▶ [Required action]: What lines below contain the word "Normalized"? Please pull each one out.

──────── Source data ────────

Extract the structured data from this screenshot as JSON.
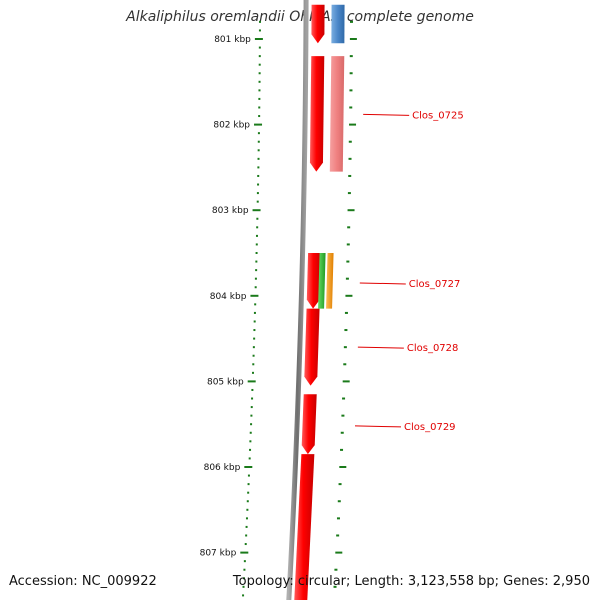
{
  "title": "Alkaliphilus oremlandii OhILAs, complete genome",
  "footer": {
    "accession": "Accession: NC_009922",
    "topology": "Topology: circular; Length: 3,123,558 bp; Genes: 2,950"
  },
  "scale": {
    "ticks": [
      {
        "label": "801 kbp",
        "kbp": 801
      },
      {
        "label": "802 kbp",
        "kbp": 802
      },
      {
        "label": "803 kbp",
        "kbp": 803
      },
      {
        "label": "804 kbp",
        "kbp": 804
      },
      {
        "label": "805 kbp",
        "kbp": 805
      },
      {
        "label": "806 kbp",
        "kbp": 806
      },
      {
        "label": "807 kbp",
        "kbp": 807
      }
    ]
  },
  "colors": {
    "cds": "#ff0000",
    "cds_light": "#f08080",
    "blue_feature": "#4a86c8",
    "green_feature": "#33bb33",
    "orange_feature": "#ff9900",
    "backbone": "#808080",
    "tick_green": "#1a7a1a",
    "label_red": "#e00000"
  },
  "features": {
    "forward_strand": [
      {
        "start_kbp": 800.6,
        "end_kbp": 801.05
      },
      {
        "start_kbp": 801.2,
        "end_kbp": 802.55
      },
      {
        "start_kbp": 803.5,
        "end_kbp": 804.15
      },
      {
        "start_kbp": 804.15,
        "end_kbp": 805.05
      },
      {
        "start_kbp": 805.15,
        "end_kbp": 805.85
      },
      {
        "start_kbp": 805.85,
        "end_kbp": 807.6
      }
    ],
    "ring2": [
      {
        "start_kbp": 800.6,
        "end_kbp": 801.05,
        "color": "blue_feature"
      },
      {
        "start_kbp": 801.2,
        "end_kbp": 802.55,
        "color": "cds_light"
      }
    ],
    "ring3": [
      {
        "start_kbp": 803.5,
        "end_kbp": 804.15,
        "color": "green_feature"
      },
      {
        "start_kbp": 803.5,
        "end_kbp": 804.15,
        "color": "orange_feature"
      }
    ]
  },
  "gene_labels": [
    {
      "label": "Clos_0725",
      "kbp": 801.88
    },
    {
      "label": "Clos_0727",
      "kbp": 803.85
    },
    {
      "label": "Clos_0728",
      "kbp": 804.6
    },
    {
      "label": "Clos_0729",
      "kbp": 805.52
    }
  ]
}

────────
──────── Source data ────────

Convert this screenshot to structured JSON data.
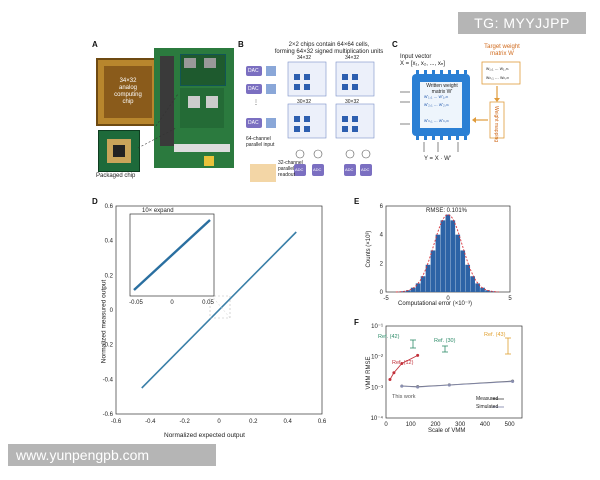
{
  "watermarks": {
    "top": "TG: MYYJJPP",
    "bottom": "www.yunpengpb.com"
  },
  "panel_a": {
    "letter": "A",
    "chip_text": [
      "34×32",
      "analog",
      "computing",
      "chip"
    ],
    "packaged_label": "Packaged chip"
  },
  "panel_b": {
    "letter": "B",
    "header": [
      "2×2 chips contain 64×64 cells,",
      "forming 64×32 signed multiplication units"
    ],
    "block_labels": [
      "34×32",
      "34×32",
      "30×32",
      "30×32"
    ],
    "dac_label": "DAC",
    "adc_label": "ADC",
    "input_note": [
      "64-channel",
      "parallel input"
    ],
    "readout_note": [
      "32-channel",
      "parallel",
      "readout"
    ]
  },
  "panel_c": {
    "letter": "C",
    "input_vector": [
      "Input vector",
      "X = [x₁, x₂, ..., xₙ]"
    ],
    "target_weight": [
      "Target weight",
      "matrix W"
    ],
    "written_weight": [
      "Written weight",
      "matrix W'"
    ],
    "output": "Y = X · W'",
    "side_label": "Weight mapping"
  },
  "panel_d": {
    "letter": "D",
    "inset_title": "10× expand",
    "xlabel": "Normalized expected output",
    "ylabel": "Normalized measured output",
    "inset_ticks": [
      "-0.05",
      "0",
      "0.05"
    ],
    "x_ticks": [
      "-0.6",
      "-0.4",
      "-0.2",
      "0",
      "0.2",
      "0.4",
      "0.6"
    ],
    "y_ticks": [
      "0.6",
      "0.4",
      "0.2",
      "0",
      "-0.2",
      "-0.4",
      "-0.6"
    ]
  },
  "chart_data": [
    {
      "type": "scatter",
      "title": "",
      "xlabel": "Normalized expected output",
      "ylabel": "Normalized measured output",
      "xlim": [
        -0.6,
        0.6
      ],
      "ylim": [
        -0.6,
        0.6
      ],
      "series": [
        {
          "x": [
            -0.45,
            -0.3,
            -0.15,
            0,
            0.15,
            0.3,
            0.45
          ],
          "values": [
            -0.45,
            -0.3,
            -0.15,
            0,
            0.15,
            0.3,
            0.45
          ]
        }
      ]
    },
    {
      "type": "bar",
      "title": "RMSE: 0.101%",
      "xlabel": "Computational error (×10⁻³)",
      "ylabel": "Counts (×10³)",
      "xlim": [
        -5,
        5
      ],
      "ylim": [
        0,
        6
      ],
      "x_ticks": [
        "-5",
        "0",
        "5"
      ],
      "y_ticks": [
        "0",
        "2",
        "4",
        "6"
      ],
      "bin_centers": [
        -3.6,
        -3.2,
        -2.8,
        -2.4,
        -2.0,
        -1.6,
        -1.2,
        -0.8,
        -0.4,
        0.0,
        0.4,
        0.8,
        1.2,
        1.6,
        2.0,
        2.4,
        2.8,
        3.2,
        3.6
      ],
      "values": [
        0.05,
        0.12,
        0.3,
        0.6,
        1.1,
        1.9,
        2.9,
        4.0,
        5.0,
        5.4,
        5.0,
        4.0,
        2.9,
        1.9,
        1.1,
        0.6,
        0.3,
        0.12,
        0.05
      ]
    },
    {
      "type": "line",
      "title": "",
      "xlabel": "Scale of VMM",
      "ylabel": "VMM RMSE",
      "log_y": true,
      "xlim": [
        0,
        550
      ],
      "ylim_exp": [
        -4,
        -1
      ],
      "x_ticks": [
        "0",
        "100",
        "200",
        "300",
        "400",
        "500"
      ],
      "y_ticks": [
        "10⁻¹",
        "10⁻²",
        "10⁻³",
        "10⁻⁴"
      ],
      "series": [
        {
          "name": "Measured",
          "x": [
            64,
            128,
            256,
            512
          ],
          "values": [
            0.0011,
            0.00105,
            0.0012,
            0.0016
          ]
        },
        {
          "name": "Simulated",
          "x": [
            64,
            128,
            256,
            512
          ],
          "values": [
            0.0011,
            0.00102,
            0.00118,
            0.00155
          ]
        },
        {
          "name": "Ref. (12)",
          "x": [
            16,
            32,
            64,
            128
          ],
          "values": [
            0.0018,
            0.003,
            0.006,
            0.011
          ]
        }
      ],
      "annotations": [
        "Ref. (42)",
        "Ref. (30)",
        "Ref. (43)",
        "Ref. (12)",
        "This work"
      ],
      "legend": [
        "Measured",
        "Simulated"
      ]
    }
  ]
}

────────
──────── Source data ────────

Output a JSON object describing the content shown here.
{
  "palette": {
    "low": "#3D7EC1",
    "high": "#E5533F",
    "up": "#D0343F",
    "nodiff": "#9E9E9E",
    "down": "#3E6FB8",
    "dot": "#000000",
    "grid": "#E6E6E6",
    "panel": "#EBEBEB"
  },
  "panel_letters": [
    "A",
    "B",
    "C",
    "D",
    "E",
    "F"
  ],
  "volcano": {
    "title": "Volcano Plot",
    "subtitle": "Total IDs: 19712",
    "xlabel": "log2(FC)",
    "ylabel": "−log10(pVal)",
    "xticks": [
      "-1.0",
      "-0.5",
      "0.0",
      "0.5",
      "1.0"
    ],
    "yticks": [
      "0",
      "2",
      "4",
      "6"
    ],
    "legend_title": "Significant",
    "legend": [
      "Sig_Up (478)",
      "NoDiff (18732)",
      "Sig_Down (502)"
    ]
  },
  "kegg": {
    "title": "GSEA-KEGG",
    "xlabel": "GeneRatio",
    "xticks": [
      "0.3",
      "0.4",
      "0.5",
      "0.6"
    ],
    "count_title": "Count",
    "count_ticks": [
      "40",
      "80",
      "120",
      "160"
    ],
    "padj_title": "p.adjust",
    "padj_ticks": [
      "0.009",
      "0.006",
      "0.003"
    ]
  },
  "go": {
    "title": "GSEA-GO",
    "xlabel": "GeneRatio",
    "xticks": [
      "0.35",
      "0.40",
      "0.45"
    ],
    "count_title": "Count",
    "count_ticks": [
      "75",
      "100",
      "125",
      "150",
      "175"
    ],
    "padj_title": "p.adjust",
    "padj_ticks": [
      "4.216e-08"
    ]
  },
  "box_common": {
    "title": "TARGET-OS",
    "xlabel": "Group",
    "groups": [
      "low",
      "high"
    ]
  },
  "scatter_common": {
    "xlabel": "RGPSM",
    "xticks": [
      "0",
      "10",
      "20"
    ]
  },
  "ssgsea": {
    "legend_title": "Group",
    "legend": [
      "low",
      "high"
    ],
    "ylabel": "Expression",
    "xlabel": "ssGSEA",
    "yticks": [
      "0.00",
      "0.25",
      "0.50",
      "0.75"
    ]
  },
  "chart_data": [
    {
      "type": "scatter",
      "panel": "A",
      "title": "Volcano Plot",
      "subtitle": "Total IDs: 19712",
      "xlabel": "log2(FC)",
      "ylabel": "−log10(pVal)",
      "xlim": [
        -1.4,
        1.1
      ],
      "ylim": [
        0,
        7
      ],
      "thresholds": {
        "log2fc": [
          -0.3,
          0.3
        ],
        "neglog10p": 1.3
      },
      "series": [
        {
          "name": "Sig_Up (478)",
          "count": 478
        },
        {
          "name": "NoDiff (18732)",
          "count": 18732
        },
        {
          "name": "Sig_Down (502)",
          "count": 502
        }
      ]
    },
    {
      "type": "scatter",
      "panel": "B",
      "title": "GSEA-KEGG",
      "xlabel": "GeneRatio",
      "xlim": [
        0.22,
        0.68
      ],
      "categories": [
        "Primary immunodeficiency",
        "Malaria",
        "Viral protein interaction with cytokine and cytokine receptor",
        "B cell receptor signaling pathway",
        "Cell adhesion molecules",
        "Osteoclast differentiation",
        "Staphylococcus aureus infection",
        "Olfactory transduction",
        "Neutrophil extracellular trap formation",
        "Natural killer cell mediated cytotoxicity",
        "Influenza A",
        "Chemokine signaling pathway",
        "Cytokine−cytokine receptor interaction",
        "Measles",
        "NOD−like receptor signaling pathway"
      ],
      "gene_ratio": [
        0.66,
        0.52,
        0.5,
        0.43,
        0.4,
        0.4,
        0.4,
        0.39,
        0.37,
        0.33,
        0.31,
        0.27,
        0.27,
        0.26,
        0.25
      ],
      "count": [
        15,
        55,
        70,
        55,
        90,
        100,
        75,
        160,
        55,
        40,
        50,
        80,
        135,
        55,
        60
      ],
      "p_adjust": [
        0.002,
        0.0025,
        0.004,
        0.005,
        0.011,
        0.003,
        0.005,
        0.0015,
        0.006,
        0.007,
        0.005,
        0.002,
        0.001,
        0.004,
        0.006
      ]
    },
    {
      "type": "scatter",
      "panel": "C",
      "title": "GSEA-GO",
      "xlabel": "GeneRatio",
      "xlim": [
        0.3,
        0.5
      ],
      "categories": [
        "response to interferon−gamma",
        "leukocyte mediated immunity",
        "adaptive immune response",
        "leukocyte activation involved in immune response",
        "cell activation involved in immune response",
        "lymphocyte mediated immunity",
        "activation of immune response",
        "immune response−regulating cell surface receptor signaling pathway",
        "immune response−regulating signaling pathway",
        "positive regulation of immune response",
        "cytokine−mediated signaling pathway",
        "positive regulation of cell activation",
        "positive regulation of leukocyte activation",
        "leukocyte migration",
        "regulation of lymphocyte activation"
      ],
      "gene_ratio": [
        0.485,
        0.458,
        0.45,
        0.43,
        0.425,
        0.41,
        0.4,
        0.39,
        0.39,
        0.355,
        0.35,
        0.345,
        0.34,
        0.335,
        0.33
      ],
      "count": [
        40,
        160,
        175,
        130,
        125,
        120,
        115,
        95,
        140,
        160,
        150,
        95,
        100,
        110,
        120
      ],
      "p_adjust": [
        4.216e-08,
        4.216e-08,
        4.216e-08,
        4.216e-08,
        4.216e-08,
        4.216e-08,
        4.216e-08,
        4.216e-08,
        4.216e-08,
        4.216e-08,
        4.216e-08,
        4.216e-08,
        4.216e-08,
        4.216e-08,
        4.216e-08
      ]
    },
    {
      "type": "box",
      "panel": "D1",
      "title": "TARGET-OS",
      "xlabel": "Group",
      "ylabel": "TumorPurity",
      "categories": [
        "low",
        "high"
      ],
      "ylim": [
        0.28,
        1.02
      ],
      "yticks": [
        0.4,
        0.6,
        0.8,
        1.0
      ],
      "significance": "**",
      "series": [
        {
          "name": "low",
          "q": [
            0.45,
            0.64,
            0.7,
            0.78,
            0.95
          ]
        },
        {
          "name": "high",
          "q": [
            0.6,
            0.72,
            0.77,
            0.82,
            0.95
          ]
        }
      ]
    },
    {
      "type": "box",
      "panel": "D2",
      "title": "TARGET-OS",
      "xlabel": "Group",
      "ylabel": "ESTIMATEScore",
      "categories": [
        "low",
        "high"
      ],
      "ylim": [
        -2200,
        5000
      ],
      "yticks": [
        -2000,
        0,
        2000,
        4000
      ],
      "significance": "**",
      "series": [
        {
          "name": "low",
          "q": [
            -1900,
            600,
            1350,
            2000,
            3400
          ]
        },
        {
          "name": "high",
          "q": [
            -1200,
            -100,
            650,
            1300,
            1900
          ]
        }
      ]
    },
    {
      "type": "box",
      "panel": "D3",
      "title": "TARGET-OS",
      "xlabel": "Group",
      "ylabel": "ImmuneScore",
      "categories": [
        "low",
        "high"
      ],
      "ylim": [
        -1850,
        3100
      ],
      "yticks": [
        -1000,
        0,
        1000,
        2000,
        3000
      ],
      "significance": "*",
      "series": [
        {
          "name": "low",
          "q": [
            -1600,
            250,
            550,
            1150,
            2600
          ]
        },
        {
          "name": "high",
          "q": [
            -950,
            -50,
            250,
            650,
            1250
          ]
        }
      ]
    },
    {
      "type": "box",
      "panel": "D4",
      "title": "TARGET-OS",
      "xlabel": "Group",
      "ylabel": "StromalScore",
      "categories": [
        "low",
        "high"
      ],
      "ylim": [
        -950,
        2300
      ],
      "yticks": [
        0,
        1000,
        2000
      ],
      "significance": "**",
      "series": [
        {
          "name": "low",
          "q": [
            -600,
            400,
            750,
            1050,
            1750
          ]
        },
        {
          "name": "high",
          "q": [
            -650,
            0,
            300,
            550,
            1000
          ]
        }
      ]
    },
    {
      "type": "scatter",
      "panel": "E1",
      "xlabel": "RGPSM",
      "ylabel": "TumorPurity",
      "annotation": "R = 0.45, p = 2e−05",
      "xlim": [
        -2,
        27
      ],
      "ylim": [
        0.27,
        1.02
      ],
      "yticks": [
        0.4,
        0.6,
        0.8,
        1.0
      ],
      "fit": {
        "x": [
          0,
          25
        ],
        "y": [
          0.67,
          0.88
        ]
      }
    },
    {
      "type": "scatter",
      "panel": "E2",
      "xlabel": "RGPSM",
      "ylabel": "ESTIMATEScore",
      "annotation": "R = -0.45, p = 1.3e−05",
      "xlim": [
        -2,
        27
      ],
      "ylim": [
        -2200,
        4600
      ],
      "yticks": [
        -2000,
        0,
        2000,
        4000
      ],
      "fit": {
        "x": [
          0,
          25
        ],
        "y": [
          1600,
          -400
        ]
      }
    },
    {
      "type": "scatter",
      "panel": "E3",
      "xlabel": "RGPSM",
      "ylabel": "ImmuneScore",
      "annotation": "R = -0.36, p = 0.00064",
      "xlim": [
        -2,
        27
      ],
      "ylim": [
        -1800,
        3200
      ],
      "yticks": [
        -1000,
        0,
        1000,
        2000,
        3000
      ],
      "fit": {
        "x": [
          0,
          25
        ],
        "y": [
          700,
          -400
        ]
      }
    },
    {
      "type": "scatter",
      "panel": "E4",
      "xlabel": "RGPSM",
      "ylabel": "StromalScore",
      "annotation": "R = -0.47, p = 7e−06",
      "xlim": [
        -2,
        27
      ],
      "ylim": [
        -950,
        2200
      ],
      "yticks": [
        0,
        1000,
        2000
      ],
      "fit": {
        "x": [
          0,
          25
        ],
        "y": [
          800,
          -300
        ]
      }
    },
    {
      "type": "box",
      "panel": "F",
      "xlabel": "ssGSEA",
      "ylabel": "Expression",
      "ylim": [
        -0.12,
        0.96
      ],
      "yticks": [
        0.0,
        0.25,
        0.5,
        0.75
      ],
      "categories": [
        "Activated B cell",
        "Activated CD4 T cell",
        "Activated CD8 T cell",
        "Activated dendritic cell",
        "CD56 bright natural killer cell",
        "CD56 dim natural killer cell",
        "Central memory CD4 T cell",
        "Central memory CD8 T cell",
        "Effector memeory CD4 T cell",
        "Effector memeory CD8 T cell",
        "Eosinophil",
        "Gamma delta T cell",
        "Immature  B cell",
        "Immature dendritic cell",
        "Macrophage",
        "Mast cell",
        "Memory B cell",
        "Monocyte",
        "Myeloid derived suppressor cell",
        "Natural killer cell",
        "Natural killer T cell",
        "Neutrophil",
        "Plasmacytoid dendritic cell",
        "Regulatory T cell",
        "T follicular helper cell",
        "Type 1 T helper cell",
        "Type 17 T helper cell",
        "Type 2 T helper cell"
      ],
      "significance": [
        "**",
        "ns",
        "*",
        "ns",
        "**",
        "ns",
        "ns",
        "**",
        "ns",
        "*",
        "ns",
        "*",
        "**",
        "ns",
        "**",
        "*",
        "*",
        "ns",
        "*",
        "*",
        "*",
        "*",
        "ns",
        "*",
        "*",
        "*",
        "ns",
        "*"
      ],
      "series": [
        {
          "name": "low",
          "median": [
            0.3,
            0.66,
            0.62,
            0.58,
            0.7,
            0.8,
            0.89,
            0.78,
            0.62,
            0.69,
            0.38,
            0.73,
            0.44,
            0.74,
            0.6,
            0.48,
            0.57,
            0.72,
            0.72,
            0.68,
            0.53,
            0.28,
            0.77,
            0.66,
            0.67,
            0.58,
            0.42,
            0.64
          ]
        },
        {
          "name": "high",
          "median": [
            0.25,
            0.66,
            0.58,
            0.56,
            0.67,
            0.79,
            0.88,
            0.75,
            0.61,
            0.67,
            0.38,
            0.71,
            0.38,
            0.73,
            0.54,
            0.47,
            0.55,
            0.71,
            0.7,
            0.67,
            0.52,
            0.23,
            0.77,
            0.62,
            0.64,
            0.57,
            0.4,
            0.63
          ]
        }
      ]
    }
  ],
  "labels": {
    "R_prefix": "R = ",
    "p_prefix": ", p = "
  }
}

────────

▶ [Answer area]:
    "xlabel": "Normalized expected output",
    "ylabel": "Normalized measured output",
      "xlabel": "Normalized expected output",
      "ylabel": "Normalized measured output",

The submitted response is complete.